[Stored data entries]

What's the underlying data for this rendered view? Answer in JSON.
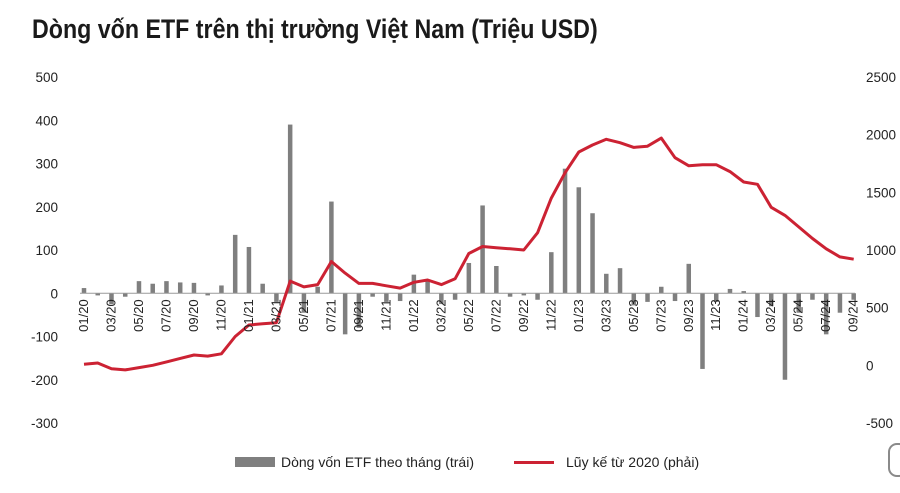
{
  "title": "Dòng vốn ETF trên thị trường Việt Nam (Triệu USD)",
  "legend": {
    "bar_label": "Dòng vốn ETF theo tháng (trái)",
    "line_label": "Lũy kế từ 2020 (phải)"
  },
  "colors": {
    "bar": "#7f7f7f",
    "line": "#cc2233"
  },
  "chart_data": {
    "type": "bar",
    "title": "Dòng vốn ETF trên thị trường Việt Nam (Triệu USD)",
    "xlabel": "",
    "ylabel": "",
    "y_left": {
      "range": [
        -300,
        500
      ],
      "ticks": [
        500,
        400,
        300,
        200,
        100,
        0,
        -100,
        -200,
        -300
      ]
    },
    "y_right": {
      "range": [
        -500,
        2500
      ],
      "ticks": [
        2500,
        2000,
        1500,
        1000,
        500,
        0,
        -500
      ]
    },
    "categories": [
      "01/20",
      "02/20",
      "03/20",
      "04/20",
      "05/20",
      "06/20",
      "07/20",
      "08/20",
      "09/20",
      "10/20",
      "11/20",
      "12/20",
      "01/21",
      "02/21",
      "03/21",
      "04/21",
      "05/21",
      "06/21",
      "07/21",
      "08/21",
      "09/21",
      "10/21",
      "11/21",
      "12/21",
      "01/22",
      "02/22",
      "03/22",
      "04/22",
      "05/22",
      "06/22",
      "07/22",
      "08/22",
      "09/22",
      "10/22",
      "11/22",
      "12/22",
      "01/23",
      "02/23",
      "03/23",
      "04/23",
      "05/23",
      "06/23",
      "07/23",
      "08/23",
      "09/23",
      "10/23",
      "11/23",
      "12/23",
      "01/24",
      "02/24",
      "03/24",
      "04/24",
      "05/24",
      "06/24",
      "07/24",
      "08/24",
      "09/24"
    ],
    "x_tick_labels": [
      "01/20",
      "03/20",
      "05/20",
      "07/20",
      "09/20",
      "11/20",
      "01/21",
      "03/21",
      "05/21",
      "07/21",
      "09/21",
      "11/21",
      "01/22",
      "03/22",
      "05/22",
      "07/22",
      "09/22",
      "11/22",
      "01/23",
      "03/23",
      "05/23",
      "07/23",
      "09/23",
      "11/23",
      "01/24",
      "03/24",
      "05/24",
      "07/24",
      "09/24"
    ],
    "series": [
      {
        "name": "Dòng vốn ETF theo tháng (trái)",
        "type": "bar",
        "axis": "left",
        "values": [
          12,
          -5,
          -25,
          -8,
          28,
          22,
          28,
          25,
          24,
          -5,
          18,
          135,
          107,
          22,
          -20,
          390,
          -45,
          15,
          212,
          -95,
          -80,
          -8,
          -20,
          -18,
          43,
          28,
          -25,
          -15,
          70,
          203,
          63,
          -8,
          -5,
          -15,
          95,
          288,
          245,
          185,
          45,
          58,
          -28,
          -20,
          15,
          -18,
          68,
          -175,
          -20,
          10,
          5,
          -55,
          -30,
          -200,
          -45,
          -15,
          -95,
          -45,
          -15
        ]
      },
      {
        "name": "Lũy kế từ 2020 (phải)",
        "type": "line",
        "axis": "right",
        "values": [
          10,
          20,
          -30,
          -40,
          -20,
          0,
          30,
          60,
          90,
          80,
          100,
          250,
          350,
          360,
          370,
          730,
          680,
          700,
          900,
          800,
          710,
          710,
          690,
          670,
          720,
          740,
          700,
          750,
          970,
          1030,
          1020,
          1010,
          1000,
          1150,
          1450,
          1670,
          1850,
          1910,
          1960,
          1930,
          1890,
          1900,
          1970,
          1800,
          1730,
          1740,
          1740,
          1680,
          1590,
          1570,
          1370,
          1300,
          1200,
          1100,
          1010,
          940,
          920
        ]
      }
    ],
    "grid": false,
    "legend_position": "bottom"
  }
}
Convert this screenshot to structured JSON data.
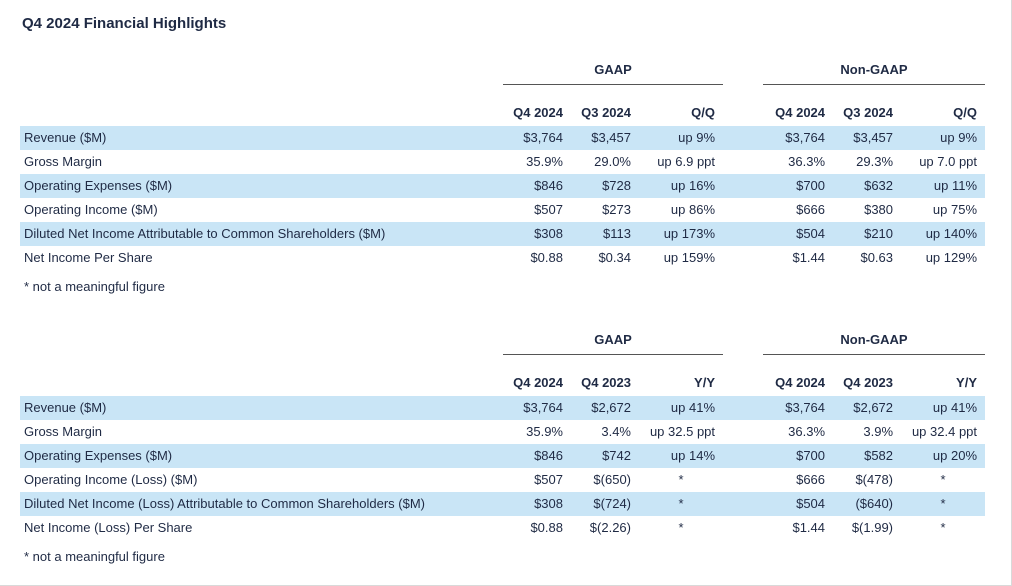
{
  "page": {
    "title": "Q4 2024 Financial Highlights"
  },
  "colors": {
    "stripe": "#c9e5f6",
    "text": "#1f2a44"
  },
  "tables": [
    {
      "groups": {
        "gaap": "GAAP",
        "nongaap": "Non-GAAP"
      },
      "columns": [
        "Q4 2024",
        "Q3 2024",
        "Q/Q",
        "Q4 2024",
        "Q3 2024",
        "Q/Q"
      ],
      "rows": [
        {
          "label": "Revenue ($M)",
          "cells": [
            "$3,764",
            "$3,457",
            "up 9%",
            "$3,764",
            "$3,457",
            "up 9%"
          ]
        },
        {
          "label": "Gross Margin",
          "cells": [
            "35.9%",
            "29.0%",
            "up 6.9 ppt",
            "36.3%",
            "29.3%",
            "up 7.0 ppt"
          ]
        },
        {
          "label": "Operating Expenses ($M)",
          "cells": [
            "$846",
            "$728",
            "up 16%",
            "$700",
            "$632",
            "up 11%"
          ]
        },
        {
          "label": "Operating Income ($M)",
          "cells": [
            "$507",
            "$273",
            "up 86%",
            "$666",
            "$380",
            "up 75%"
          ]
        },
        {
          "label": "Diluted Net Income Attributable to Common Shareholders ($M)",
          "cells": [
            "$308",
            "$113",
            "up 173%",
            "$504",
            "$210",
            "up 140%"
          ]
        },
        {
          "label": "Net Income Per Share",
          "cells": [
            "$0.88",
            "$0.34",
            "up 159%",
            "$1.44",
            "$0.63",
            "up 129%"
          ]
        }
      ],
      "footnote": "* not a meaningful figure"
    },
    {
      "groups": {
        "gaap": "GAAP",
        "nongaap": "Non-GAAP"
      },
      "columns": [
        "Q4 2024",
        "Q4 2023",
        "Y/Y",
        "Q4 2024",
        "Q4 2023",
        "Y/Y"
      ],
      "rows": [
        {
          "label": "Revenue ($M)",
          "cells": [
            "$3,764",
            "$2,672",
            "up 41%",
            "$3,764",
            "$2,672",
            "up 41%"
          ]
        },
        {
          "label": "Gross Margin",
          "cells": [
            "35.9%",
            "3.4%",
            "up 32.5 ppt",
            "36.3%",
            "3.9%",
            "up 32.4 ppt"
          ]
        },
        {
          "label": "Operating Expenses ($M)",
          "cells": [
            "$846",
            "$742",
            "up 14%",
            "$700",
            "$582",
            "up 20%"
          ]
        },
        {
          "label": "Operating Income (Loss) ($M)",
          "cells": [
            "$507",
            "$(650)",
            "*",
            "$666",
            "$(478)",
            "*"
          ]
        },
        {
          "label": "Diluted Net Income (Loss) Attributable to Common Shareholders ($M)",
          "cells": [
            "$308",
            "$(724)",
            "*",
            "$504",
            "($640)",
            "*"
          ]
        },
        {
          "label": "Net Income (Loss) Per Share",
          "cells": [
            "$0.88",
            "$(2.26)",
            "*",
            "$1.44",
            "$(1.99)",
            "*"
          ]
        }
      ],
      "footnote": "* not a meaningful figure"
    }
  ]
}
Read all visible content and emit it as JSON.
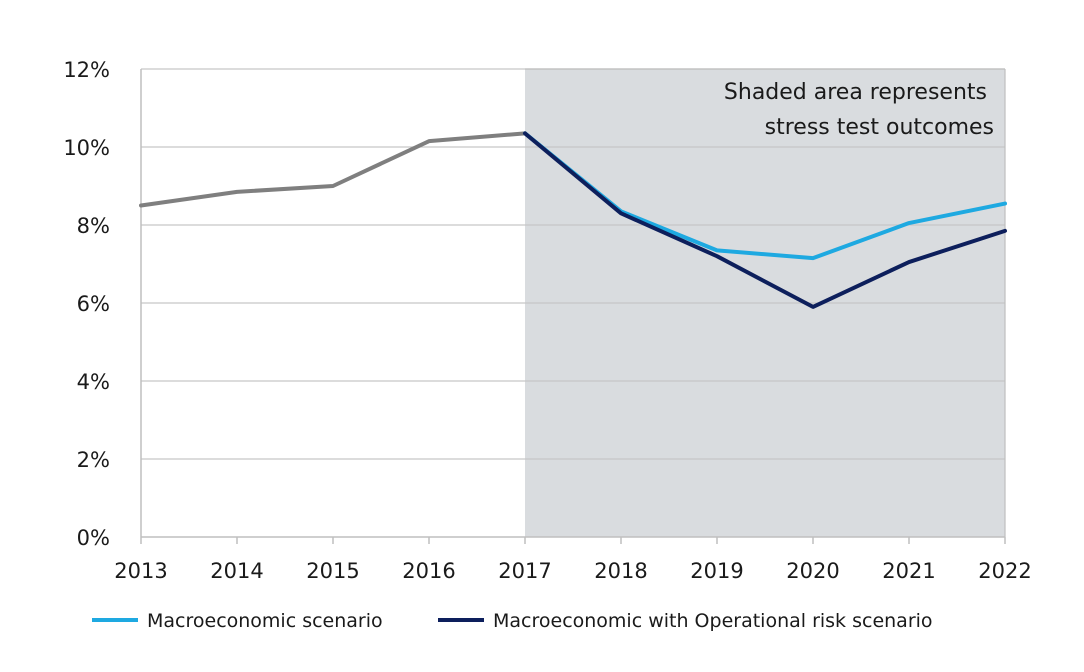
{
  "chart_data": {
    "type": "line",
    "title": "",
    "xlabel": "",
    "ylabel": "",
    "x": [
      "2013",
      "2014",
      "2015",
      "2016",
      "2017",
      "2018",
      "2019",
      "2020",
      "2021",
      "2022"
    ],
    "ylim": [
      0,
      12
    ],
    "yticks": [
      "0%",
      "2%",
      "4%",
      "6%",
      "8%",
      "10%",
      "12%"
    ],
    "grid": true,
    "shaded_region": {
      "from": "2017",
      "to": "2022",
      "color": "#d9dcdf"
    },
    "annotation": {
      "line1": "Shaded area represents",
      "line2": "stress test outcomes"
    },
    "historical": {
      "color": "#7f7f7f",
      "x": [
        "2013",
        "2014",
        "2015",
        "2016",
        "2017"
      ],
      "values": [
        8.5,
        8.85,
        9.0,
        10.15,
        10.35
      ]
    },
    "series": [
      {
        "name": "Macroeconomic scenario",
        "color": "#1ea9e1",
        "x": [
          "2017",
          "2018",
          "2019",
          "2020",
          "2021",
          "2022"
        ],
        "values": [
          10.35,
          8.35,
          7.35,
          7.15,
          8.05,
          8.55
        ]
      },
      {
        "name": "Macroeconomic with Operational risk scenario",
        "color": "#0d1f5c",
        "x": [
          "2017",
          "2018",
          "2019",
          "2020",
          "2021",
          "2022"
        ],
        "values": [
          10.35,
          8.3,
          7.2,
          5.9,
          7.05,
          7.85
        ]
      }
    ],
    "legend": "bottom"
  }
}
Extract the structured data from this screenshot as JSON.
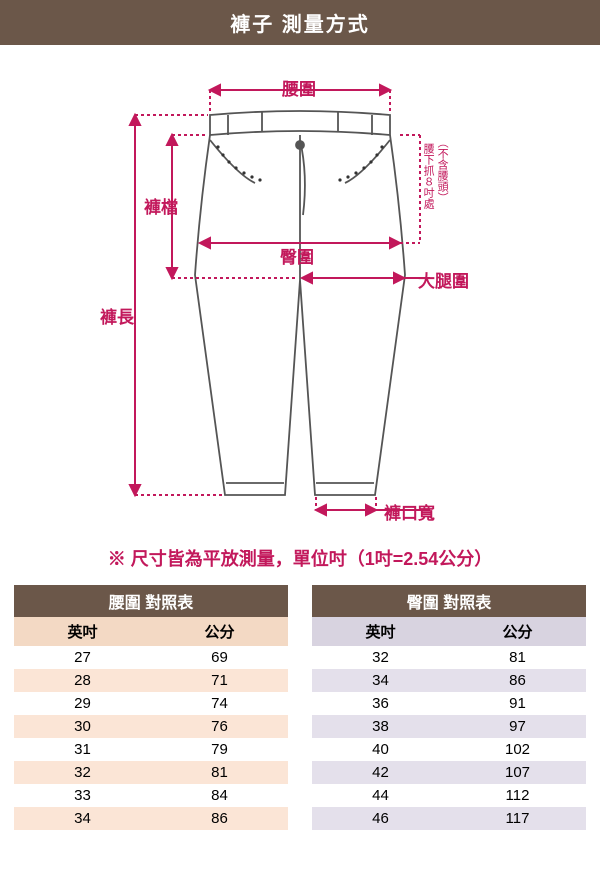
{
  "header": {
    "title": "褲子 測量方式"
  },
  "diagram": {
    "labels": {
      "waist": "腰圍",
      "rise": "褲檔",
      "hip": "臀圍",
      "thigh": "大腿圍",
      "length": "褲長",
      "leg_opening": "褲口寬",
      "side_note_top": "（不含腰頭）",
      "side_note_bottom": "腰下抓８吋處"
    },
    "colors": {
      "measure": "#c2185b",
      "outline": "#555555",
      "arrow": "#c2185b"
    }
  },
  "note": "※ 尺寸皆為平放測量，單位吋（1吋=2.54公分）",
  "tables": {
    "waist": {
      "title": "腰圍 對照表",
      "columns": [
        "英吋",
        "公分"
      ],
      "rows": [
        [
          "27",
          "69"
        ],
        [
          "28",
          "71"
        ],
        [
          "29",
          "74"
        ],
        [
          "30",
          "76"
        ],
        [
          "31",
          "79"
        ],
        [
          "32",
          "81"
        ],
        [
          "33",
          "84"
        ],
        [
          "34",
          "86"
        ]
      ]
    },
    "hip": {
      "title": "臀圍 對照表",
      "columns": [
        "英吋",
        "公分"
      ],
      "rows": [
        [
          "32",
          "81"
        ],
        [
          "34",
          "86"
        ],
        [
          "36",
          "91"
        ],
        [
          "38",
          "97"
        ],
        [
          "40",
          "102"
        ],
        [
          "42",
          "107"
        ],
        [
          "44",
          "112"
        ],
        [
          "46",
          "117"
        ]
      ]
    }
  }
}
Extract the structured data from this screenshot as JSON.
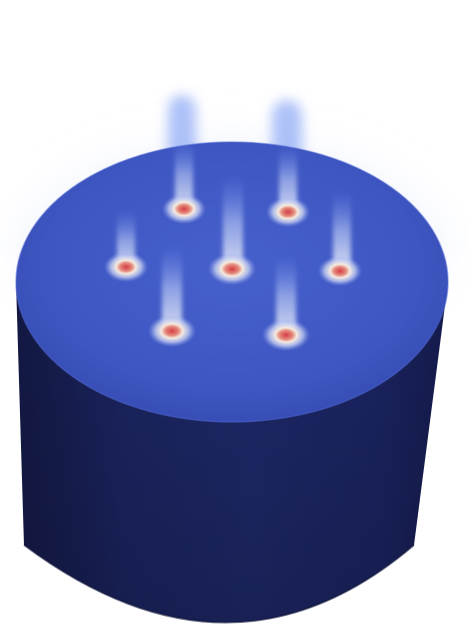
{
  "scene": {
    "subject": "cylinder-with-heat-sources",
    "colors": {
      "background": "#ffffff",
      "body_dark": "#151b4a",
      "body_mid": "#1d2767",
      "body_edge": "#232f78",
      "top_face": "#3d54c2",
      "top_face_light": "#4a62d0",
      "plume_blue": "#8fa8f5",
      "hotspot_core": "#d9464a",
      "hotspot_ring": "#f4e3d8",
      "hotspot_glow": "#b8c4ef"
    },
    "hotspot_count": 7,
    "hotspots": [
      {
        "name": "hotspot-back-left"
      },
      {
        "name": "hotspot-back-right"
      },
      {
        "name": "hotspot-middle-left"
      },
      {
        "name": "hotspot-center"
      },
      {
        "name": "hotspot-middle-right"
      },
      {
        "name": "hotspot-front-left"
      },
      {
        "name": "hotspot-front-right"
      }
    ]
  }
}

> EXERCISE GOAL
Find the lines containing "JSON" and list every one of them.

> EXERCISE ANSWER
What's the underlying data for this rendered view? Answer in JSON.
Convert this screenshot to structured JSON data.
Read all visible content and emit it as JSON.
Extract the structured data from this screenshot as JSON.
Extract the structured data from this screenshot as JSON.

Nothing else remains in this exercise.